Relatively few, however, head south in a pickup truck towing a ’77 Chevy station wagon full of art.
But that was what Jason Sauer and Shawn Farester were up to when I reached them by phone Monday, 200 miles north of Miami, and 14 hours into a road trip that started the night before in Pittsburgh.
Their destination was Miami Art Week, the nation’s most celebrated annual art happening, and one where several Pittsburgh artists in Sauer’s camp will seek to make their mark this year.
Sauer is a painter and sculptor whose practice overlaps with the world of demolition derby: He spray-paints art onto derby vehicles, and takes a welding torch to salvaged bumpers, grills and panels to craft his distinctive, large-scale abstract sculptures. One such piece was hanging over the tail of his Ford Super Duty this week as he sped down I-95.
The art in the station wagon belonged to Sauer, Farester, DS Kinsel and Camerin “Camo” Nesbit. Farester is a painter and sculptor. Kinsel is an artist and co-founder of the multivalent arts nonprofit BOOM Concepts, while Nesbit is a well-known Pittsburgh muralist.
Miami Art Week is the catchall for a wide array of exhibits, events and parties that lure artists, collectors, gallerists and celebrities of all stripes. The biggest is Art Basel Miami Beach, whose 2022 visitors included Serena Williams, Rihanna, Jeff Koons, Cardi B and sundry Kardashians.
The key destination for Sauer and friends was Red Dot Miami, a five-day art expo starting Wednesday at the Mana Wynwood Convention Center, in Miami’s Wynwood district, known internationally for its public murals. Red Dot showcases dozens of galleries and hundreds of artists for upward of 38,000 visitors. The four will share Booth 601 and, as Kinsel puts it, “We’re hoping for some sales.”
You might recall Art Basel Miami Beach as the fair where, in 2019, an Italian artist duct-taped a banana to a wall and sold the piece for $120,000.
Sauer, for one, credits Miami Art Week with boosting his career.
The former Army truck driver has been a force on Pittsburgh’s independent art scene for years. For a decade, starting in 2007, he and his wife, Nina, ran Most Wanted Fine Art, a gallery and event space in the Penn Avenue arts corridor, in Garfield. (BOOM Concepts joined Most Wanted on Penn several years later, and Sauer and Kinsel and their families still live in the neighborhood.)

#### [Given problem 1]
In the Miami Art Week article, which booth will the four Pittsburgh artists share at Red Dot Miami?
#### [Given problem 2]
Set down the Miami Art Week article word for word from "Sauer is a painter" to "well-known Pittsburgh muralist.".
#### [Given problem 3]
Please resume the Miami Art Week article after its final sentence.
The lines after this point are separate material, unconnected to the Miami Art Week article.

#### [Stored records]
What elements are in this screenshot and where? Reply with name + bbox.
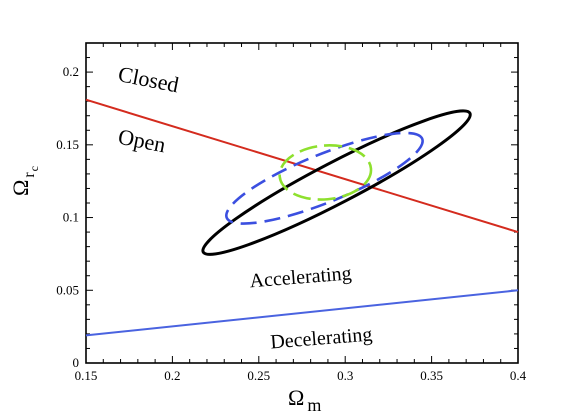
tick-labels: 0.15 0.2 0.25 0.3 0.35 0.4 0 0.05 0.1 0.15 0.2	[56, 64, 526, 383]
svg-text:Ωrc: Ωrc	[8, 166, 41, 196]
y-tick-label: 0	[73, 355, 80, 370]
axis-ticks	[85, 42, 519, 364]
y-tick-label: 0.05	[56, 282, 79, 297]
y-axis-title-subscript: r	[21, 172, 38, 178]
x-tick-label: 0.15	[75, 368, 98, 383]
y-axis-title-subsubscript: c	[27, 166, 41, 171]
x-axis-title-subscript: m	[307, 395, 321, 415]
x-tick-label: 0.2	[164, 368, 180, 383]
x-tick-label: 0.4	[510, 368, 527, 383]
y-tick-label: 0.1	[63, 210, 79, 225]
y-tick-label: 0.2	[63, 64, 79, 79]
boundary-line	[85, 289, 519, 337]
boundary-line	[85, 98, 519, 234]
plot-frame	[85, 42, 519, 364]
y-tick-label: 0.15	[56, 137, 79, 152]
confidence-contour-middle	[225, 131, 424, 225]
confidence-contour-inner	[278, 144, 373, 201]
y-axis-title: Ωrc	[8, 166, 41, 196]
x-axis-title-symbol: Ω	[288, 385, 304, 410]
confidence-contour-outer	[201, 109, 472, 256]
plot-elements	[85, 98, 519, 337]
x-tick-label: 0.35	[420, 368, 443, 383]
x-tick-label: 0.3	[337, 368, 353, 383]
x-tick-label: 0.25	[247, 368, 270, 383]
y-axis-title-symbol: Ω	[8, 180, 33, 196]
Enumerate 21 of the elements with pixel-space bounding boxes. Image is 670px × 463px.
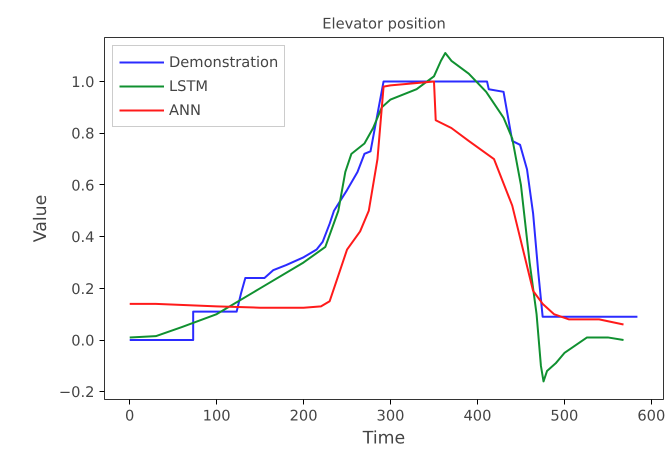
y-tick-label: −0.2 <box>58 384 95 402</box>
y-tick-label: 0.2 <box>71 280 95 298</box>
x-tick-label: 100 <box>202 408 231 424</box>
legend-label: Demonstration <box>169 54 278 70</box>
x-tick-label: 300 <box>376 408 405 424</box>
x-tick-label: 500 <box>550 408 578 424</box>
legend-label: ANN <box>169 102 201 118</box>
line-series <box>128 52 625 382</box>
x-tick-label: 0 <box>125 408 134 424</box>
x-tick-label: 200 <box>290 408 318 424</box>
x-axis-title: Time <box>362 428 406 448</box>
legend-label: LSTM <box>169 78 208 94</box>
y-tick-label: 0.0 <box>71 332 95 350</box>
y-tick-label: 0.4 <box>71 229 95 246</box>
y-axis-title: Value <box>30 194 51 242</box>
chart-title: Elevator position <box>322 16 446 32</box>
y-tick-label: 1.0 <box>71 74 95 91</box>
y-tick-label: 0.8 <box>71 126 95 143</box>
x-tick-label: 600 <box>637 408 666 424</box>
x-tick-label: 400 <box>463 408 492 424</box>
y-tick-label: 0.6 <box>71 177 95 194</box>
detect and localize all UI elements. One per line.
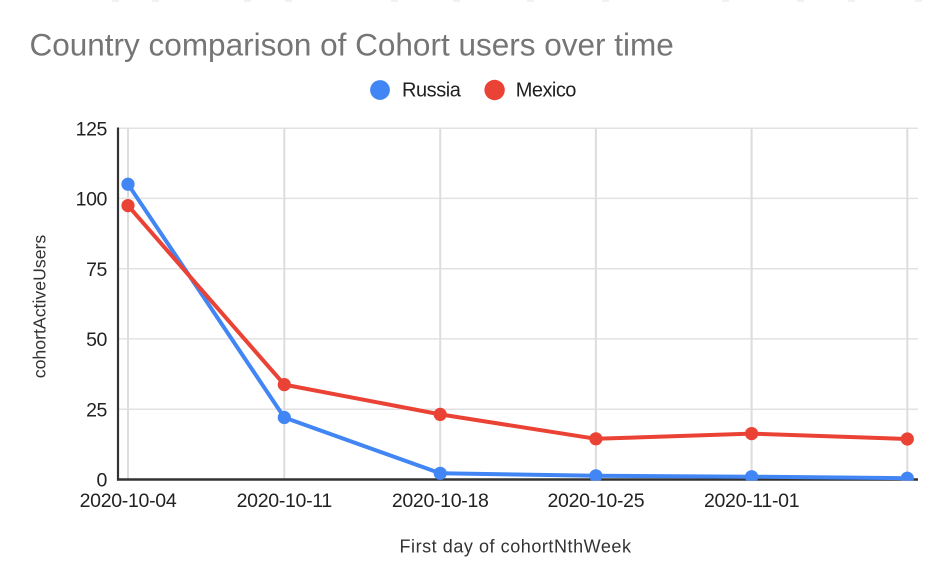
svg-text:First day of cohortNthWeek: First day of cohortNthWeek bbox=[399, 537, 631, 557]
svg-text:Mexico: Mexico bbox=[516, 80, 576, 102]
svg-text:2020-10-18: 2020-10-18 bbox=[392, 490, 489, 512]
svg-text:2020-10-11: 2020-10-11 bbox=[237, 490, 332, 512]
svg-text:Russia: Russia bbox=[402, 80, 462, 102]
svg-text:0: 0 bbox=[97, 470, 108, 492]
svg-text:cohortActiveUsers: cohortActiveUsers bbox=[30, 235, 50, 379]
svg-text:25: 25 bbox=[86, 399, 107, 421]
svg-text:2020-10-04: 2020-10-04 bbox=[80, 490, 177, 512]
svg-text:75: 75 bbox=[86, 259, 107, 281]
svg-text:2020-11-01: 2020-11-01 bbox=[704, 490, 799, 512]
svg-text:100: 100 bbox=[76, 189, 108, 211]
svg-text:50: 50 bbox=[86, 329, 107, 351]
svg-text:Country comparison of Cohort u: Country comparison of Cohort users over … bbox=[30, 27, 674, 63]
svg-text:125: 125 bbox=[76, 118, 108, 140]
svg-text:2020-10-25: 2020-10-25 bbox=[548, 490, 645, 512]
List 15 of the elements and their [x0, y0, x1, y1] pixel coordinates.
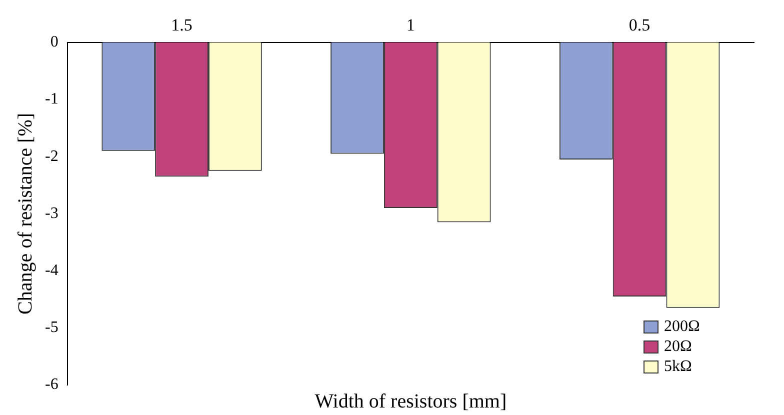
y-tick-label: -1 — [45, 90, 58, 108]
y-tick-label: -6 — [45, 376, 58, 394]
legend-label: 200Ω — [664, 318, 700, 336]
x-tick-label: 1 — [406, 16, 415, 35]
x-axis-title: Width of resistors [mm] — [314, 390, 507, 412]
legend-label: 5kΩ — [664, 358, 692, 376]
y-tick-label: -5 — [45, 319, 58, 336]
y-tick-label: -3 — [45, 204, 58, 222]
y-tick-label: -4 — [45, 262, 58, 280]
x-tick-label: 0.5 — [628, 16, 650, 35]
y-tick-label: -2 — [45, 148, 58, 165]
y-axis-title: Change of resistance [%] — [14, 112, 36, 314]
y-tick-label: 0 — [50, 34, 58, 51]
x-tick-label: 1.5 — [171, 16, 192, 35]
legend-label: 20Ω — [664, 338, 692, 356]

#### [Expected answer 1]
Booth 601.

#### [Expected answer 2]
Sauer is a painter and sculptor whose practice overlaps with the world of demolition derby: He spray-paints art onto derby vehicles, and takes a welding torch to salvaged bumpers, grills and panels to craft his distinctive, large-scale abstract sculptures. One such piece was hanging over the tail of his Ford Super Duty this week as he sped down I-95.
The art in the station wagon belonged to Sauer, Farester, DS Kinsel and Camerin “Camo” Nesbit. Farester is a painter and sculptor. Kinsel is an artist and co-founder of the multivalent arts nonprofit BOOM Concepts, while Nesbit is a well-known Pittsburgh muralist.

#### [Expected answer 3]
Sauer is also a featured personality on “Track Shot Live,” a live-streamed YouTube show for which he travels the U.S., spray-painting cars at demolition derbies.
Though he and Nina closed the gallery in 2017, Sauer remains visible tooling around Pittsburgh in his art car, boldly painted with the graffiti-style MWFA logo. Seven years ago, he drove it uninvited to Miami during Art Week and started making connections. He’s been exhibiting at Red Dot ever since. Once during Art Week, he said, he sold one of his big sculptures to “a man who owns his own mountain next to Vail.”
Sauer also said the gallery that reps him, New York’s Mark Gallery, found him in Miami.
Other stops for Sauer and friends this week include the Wynwood Mural Festival — “We get to spray-paint a wall,” said Sauer — and Sunday’s event at the Museum of Graffiti Art, where Sauer said he’s a featured artist.
Kinsel, reached by phone in Miami while Sauer was still en route, said he’s always wanted to visit Miami Art Week, which he called a “convergence of the international art world.”
“It was really important for us from Appalachia to get to the coast,” he added, noting that, even in the age of Instagram and online galleries, “Nothing replaces the real-life experience.”
Moreover, Kinsel said, “There’s nothing better than a road win. This is an opportunity for us to get a victory on the road and really test our skills.”
Sauer said other Pittsburghers who go south for Art Week often stop by to say hello. So if you happen to be in South Florida this week, don’t be shy.